[Dataset items]
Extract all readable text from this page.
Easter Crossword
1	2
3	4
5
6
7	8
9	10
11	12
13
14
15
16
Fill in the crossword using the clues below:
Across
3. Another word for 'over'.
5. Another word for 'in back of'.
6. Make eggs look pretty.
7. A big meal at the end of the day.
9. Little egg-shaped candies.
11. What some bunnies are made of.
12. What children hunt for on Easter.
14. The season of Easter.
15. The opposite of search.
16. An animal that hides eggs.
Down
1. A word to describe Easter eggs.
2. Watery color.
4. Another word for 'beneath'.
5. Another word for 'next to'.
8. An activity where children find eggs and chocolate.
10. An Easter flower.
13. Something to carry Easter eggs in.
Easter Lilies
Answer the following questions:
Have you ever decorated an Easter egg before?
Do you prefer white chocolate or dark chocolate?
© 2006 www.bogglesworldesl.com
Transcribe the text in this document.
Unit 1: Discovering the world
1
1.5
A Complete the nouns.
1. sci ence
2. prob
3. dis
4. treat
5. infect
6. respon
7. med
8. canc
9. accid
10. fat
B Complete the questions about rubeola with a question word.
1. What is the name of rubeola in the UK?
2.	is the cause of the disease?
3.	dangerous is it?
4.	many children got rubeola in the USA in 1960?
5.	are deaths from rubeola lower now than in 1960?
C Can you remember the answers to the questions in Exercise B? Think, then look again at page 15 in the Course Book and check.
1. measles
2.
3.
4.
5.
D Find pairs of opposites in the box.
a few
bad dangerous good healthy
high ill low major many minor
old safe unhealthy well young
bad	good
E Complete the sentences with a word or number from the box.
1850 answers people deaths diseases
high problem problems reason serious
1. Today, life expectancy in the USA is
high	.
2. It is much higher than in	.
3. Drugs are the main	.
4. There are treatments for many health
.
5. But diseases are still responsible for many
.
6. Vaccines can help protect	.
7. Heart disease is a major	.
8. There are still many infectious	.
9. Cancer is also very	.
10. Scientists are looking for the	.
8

Work to complete
Extract all of the data above without altering anything.

Complete output
Extract all readable text from this page.
Easter Crossword
1	2
3	4
5
6
7	8
9	10
11	12
13
14
15
16
Fill in the crossword using the clues below:
Across
3. Another word for 'over'.
5. Another word for 'in back of'.
6. Make eggs look pretty.
7. A big meal at the end of the day.
9. Little egg-shaped candies.
11. What some bunnies are made of.
12. What children hunt for on Easter.
14. The season of Easter.
15. The opposite of search.
16. An animal that hides eggs.
Down
1. A word to describe Easter eggs.
2. Watery color.
4. Another word for 'beneath'.
5. Another word for 'next to'.
8. An activity where children find eggs and chocolate.
10. An Easter flower.
13. Something to carry Easter eggs in.
Easter Lilies
Answer the following questions:
Have you ever decorated an Easter egg before?
Do you prefer white chocolate or dark chocolate?
© 2006 www.bogglesworldesl.com
Transcribe the text in this document.
Unit 1: Discovering the world
1
1.5
A Complete the nouns.
1. sci ence
2. prob
3. dis
4. treat
5. infect
6. respon
7. med
8. canc
9. accid
10. fat
B Complete the questions about rubeola with a question word.
1. What is the name of rubeola in the UK?
2.	is the cause of the disease?
3.	dangerous is it?
4.	many children got rubeola in the USA in 1960?
5.	are deaths from rubeola lower now than in 1960?
C Can you remember the answers to the questions in Exercise B? Think, then look again at page 15 in the Course Book and check.
1. measles
2.
3.
4.
5.
D Find pairs of opposites in the box.
a few
bad dangerous good healthy
high ill low major many minor
old safe unhealthy well young
bad	good
E Complete the sentences with a word or number from the box.
1850 answers people deaths diseases
high problem problems reason serious
1. Today, life expectancy in the USA is
high	.
2. It is much higher than in	.
3. Drugs are the main	.
4. There are treatments for many health
.
5. But diseases are still responsible for many
.
6. Vaccines can help protect	.
7. Heart disease is a major	.
8. There are still many infectious	.
9. Cancer is also very	.
10. Scientists are looking for the	.
8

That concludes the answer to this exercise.